## START ENTRIES

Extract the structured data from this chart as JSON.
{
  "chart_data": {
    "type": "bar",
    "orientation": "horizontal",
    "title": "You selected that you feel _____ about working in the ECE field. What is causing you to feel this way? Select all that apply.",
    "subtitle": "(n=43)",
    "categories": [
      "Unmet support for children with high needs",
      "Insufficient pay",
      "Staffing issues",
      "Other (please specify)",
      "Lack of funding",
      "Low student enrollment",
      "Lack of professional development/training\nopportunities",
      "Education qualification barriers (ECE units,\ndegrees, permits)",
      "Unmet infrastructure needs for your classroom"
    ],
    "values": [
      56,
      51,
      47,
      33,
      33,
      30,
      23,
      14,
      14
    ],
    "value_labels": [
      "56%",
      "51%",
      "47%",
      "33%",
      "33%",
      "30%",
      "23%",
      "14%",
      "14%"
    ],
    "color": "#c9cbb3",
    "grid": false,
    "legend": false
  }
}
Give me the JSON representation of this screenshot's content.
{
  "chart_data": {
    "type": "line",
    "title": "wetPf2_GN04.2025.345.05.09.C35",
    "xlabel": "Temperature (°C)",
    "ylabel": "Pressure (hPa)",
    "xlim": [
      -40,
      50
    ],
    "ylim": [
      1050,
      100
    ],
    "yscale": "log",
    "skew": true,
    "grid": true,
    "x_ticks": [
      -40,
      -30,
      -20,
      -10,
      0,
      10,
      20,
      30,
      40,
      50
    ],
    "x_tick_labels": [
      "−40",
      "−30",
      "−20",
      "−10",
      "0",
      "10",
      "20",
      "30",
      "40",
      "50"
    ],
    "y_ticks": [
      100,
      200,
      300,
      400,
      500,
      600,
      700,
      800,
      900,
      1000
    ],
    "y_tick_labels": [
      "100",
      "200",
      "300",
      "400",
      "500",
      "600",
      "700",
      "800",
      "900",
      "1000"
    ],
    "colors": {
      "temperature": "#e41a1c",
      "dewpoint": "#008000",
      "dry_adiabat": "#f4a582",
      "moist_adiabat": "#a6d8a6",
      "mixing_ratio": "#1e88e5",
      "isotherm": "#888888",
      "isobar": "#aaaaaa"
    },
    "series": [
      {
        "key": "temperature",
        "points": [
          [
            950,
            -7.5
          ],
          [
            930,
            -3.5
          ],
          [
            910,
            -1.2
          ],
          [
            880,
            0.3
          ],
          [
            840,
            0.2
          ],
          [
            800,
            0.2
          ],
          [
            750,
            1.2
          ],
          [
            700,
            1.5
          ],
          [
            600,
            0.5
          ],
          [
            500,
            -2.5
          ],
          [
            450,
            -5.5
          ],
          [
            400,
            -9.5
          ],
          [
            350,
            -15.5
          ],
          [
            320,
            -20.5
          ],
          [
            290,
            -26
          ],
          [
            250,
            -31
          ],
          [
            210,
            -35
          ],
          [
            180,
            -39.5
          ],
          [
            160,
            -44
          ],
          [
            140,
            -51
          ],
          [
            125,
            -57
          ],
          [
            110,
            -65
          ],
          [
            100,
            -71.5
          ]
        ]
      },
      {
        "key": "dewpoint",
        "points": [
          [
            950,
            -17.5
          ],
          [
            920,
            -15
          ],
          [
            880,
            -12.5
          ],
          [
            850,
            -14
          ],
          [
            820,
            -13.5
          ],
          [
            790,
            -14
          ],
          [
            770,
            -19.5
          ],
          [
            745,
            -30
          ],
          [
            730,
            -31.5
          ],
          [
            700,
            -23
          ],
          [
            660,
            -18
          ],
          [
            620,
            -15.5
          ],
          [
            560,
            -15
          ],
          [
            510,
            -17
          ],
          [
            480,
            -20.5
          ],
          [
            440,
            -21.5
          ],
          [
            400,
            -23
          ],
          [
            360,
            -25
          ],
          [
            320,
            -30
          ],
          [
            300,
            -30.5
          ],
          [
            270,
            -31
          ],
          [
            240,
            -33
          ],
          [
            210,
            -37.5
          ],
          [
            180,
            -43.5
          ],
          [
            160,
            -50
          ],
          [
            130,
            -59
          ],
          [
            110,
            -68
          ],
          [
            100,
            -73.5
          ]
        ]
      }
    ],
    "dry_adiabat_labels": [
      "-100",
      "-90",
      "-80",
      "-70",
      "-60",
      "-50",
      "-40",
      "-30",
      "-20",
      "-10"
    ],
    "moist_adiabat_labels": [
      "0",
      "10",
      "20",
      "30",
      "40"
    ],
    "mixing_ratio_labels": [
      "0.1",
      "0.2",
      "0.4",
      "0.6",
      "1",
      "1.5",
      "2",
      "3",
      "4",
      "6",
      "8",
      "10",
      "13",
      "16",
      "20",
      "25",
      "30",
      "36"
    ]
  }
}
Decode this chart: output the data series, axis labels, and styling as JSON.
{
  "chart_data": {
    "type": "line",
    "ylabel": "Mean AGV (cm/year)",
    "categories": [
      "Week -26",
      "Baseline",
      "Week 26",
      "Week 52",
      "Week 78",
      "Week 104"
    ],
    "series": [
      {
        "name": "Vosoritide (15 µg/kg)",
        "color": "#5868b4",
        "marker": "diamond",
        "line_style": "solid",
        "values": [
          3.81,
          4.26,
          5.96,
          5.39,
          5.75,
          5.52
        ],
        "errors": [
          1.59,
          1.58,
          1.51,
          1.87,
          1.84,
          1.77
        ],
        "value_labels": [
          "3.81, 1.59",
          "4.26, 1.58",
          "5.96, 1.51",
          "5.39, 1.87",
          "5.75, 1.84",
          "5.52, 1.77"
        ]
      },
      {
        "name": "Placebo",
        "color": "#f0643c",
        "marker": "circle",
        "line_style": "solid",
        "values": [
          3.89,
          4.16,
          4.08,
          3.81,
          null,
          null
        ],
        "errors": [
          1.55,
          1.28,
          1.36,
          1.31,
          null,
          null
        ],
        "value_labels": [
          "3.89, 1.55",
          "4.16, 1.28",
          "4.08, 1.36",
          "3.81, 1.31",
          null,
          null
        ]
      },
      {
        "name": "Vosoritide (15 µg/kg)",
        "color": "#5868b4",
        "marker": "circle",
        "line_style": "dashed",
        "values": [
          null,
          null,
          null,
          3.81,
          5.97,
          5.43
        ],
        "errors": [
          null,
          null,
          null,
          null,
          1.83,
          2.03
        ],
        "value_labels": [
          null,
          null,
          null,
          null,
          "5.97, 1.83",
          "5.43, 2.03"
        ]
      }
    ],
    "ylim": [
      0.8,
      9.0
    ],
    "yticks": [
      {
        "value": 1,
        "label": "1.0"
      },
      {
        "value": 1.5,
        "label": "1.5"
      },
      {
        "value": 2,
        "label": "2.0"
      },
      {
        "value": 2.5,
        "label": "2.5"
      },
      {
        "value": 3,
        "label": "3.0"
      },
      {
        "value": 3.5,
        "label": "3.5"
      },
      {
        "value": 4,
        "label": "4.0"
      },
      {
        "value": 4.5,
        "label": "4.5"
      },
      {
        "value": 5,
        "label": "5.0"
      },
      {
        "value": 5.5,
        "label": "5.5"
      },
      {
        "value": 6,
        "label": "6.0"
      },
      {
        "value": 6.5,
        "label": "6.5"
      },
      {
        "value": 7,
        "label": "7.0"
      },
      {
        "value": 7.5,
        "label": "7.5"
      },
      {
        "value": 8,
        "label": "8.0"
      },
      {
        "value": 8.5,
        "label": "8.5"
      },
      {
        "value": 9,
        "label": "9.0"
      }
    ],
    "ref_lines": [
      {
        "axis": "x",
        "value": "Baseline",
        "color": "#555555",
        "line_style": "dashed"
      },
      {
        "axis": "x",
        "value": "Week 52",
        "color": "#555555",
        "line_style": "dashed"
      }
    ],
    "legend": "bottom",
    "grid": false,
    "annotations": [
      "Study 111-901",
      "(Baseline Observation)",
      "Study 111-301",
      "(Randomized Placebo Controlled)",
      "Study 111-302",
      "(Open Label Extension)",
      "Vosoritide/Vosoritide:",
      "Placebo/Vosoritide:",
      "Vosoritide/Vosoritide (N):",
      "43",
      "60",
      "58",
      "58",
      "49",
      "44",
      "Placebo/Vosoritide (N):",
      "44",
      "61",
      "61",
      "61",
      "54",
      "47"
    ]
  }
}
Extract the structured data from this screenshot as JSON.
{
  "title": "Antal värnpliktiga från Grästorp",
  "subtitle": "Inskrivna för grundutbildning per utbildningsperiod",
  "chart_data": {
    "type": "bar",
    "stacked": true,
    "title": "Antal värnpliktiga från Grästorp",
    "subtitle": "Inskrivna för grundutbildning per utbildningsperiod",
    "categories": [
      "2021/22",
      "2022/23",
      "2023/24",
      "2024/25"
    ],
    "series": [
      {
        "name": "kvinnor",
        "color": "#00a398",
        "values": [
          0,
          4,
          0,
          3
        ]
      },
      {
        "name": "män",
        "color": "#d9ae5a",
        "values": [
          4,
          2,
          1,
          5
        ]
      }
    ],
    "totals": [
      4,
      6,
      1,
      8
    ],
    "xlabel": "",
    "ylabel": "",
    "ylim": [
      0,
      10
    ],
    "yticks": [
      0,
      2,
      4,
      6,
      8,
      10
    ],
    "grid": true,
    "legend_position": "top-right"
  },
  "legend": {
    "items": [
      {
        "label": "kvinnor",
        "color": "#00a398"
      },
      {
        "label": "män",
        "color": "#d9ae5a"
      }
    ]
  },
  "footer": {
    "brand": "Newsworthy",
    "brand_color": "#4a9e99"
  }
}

## END ENTRIES

*TASK PROMPT:* In the entries above, find each line with the string "from" and copy it.

*RESULT OF THIS TASK:*
Extract the structured data from this chart as JSON.
Extract the structured data from this screenshot as JSON.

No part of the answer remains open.